* [ARTICLE]:
As a reader of all of Roger W. Burdette’s books I have learned there is a truism: they are so carefully researched with original source material that any writer following in the same topic is likely to be able to add little if anything of importance. And so it is with his latest study, United States Proof Coins 1936-1942. Although I have bought, sold, and read about these sets ever since I started in business as a young teenager in 1953, I found I had a lot to learn. Now, finally, I might be able to call myself an expert on these Proofs—that is, if I can remember the 1,001 details I have just read!

The book is more than a text about coins. It is about people, places, and things as well. By way of introduction you will first read about Proof sets being prepared in 1858, when they were first generally offered to the public, then skip over the years to 1916 where you will learn that the reason we did not have Proof Winged Liberty Head (“Mercury”) dimes, Standing Liberty quarters, and Walking Liberty half dollars with the advent of these designs in 1916 is that their sculptor-designers Adolph A. Weinman and Hermon A. MacNeil objected to such a finish. Going further ahead you will meet numismatically important Lewis Howe, who I had not heard of before, but now know he was essential to the creation of Proof coins in 1936—the inauguration to the era covered in this absorbing book.

* [WORK INSTRUCTIONS]:
a. Answer these questions about the passage on proof coins:
(i) In what year did the writer start in business?
(ii) In what year were Proof sets first generally offered to the public?
(iii) Which two sculptor-designers objected to a Proof finish on their 1916 designs?
b. Quote the passage on proof coins between "The book is" and "this absorbing book.", inclusive.

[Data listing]
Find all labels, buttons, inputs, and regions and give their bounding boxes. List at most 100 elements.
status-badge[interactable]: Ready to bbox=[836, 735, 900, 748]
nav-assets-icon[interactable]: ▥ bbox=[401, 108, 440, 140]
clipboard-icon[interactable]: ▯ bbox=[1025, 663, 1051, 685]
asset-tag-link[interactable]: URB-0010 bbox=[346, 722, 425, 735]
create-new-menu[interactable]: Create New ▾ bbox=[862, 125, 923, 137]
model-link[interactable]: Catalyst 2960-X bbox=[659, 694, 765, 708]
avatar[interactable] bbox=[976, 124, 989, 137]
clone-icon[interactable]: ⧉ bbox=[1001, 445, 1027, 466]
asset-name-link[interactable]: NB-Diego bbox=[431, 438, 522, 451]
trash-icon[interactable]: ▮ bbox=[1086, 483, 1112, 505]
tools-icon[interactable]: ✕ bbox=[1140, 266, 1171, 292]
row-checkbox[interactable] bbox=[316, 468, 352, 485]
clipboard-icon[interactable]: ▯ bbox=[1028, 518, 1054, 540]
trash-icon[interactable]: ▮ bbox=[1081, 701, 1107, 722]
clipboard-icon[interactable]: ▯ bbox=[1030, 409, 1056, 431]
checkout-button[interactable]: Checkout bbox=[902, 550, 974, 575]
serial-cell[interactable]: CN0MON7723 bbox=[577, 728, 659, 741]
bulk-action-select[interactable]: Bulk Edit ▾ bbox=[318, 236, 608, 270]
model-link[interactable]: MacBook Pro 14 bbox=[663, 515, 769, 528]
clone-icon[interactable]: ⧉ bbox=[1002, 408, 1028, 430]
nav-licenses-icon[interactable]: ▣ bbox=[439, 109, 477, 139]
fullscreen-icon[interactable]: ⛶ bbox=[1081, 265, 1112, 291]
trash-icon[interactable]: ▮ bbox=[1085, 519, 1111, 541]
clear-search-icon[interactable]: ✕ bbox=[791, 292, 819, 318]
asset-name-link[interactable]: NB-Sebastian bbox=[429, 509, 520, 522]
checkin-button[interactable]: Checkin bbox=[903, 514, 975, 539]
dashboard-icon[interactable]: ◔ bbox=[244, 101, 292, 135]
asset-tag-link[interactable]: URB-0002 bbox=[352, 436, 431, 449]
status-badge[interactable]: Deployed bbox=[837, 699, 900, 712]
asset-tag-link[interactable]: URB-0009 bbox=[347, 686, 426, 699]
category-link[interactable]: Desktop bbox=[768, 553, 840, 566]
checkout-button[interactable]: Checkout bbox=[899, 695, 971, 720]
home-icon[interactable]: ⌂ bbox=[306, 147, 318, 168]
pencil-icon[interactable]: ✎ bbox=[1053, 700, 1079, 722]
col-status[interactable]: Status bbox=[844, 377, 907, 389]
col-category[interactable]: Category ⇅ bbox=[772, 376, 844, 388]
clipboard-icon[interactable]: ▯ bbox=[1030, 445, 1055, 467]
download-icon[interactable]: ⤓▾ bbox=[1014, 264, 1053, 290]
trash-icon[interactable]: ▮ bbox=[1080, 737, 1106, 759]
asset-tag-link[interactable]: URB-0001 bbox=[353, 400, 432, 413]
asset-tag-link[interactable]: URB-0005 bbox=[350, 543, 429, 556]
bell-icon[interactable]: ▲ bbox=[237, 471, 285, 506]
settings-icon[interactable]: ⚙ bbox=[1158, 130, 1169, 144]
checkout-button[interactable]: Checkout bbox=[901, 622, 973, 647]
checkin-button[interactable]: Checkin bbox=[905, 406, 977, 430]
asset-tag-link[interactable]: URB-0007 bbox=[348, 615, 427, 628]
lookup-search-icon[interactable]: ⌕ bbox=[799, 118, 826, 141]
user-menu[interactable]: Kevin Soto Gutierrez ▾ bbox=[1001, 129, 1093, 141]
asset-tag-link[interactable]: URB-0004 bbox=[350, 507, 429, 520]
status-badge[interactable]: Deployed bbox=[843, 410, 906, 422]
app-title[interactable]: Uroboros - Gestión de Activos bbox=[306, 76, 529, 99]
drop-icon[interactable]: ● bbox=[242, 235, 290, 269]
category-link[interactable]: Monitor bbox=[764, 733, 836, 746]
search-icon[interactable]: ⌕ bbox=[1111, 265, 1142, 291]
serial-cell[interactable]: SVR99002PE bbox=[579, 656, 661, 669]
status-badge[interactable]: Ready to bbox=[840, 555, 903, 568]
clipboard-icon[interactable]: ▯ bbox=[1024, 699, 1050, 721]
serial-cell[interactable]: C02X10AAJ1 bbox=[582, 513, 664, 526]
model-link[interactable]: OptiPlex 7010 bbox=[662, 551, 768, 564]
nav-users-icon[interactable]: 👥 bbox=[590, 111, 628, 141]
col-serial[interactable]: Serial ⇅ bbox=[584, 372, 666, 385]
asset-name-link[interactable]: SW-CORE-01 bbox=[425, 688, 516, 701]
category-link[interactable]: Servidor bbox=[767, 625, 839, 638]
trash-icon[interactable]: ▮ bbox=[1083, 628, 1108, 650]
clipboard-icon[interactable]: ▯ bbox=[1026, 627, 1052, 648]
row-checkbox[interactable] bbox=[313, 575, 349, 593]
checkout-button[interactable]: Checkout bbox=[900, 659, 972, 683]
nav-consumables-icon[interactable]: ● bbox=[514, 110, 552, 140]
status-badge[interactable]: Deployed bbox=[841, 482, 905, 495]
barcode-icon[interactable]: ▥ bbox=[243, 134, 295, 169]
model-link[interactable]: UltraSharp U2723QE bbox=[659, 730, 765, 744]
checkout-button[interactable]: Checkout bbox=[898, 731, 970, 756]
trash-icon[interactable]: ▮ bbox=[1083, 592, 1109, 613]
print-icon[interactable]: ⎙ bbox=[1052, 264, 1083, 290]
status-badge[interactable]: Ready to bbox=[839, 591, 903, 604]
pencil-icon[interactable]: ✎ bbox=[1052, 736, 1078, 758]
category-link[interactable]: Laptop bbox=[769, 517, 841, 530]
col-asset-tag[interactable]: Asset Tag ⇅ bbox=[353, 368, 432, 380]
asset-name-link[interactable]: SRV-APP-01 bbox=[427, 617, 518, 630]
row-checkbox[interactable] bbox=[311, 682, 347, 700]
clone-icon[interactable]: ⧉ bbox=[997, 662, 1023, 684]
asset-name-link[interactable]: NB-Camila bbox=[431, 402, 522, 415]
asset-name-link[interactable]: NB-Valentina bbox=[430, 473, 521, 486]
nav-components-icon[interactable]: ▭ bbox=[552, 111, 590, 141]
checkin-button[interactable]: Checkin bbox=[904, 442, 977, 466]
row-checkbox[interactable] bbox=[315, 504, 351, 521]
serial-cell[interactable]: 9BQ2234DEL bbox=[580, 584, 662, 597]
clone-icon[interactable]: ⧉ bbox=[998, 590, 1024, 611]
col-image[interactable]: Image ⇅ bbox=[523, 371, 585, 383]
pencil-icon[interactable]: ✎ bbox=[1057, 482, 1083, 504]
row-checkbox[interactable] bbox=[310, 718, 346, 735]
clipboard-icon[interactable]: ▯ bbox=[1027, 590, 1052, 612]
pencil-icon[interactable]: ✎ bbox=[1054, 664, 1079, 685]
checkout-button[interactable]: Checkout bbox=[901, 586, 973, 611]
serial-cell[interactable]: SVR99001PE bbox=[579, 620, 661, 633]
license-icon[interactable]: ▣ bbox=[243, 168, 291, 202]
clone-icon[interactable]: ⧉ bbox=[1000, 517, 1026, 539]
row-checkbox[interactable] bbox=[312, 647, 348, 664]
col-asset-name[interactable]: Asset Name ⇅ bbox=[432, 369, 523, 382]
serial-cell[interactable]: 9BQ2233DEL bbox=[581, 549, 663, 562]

* [REPLIES]:
a.
(i) 1953
(ii) 1858
(iii) Adolph A. Weinman and Hermon A. MacNeil

b.
The book is more than a text about coins. It is about people, places, and things as well. By way of introduction you will first read about Proof sets being prepared in 1858, when they were first generally offered to the public, then skip over the years to 1916 where you will learn that the reason we did not have Proof Winged Liberty Head (“Mercury”) dimes, Standing Liberty quarters, and Walking Liberty half dollars with the advent of these designs in 1916 is that their sculptor-designers Adolph A. Weinman and Hermon A. MacNeil objected to such a finish. Going further ahead you will meet numismatically important Lewis Howe, who I had not heard of before, but now know he was essential to the creation of Proof coins in 1936—the inauguration to the era covered in this absorbing book.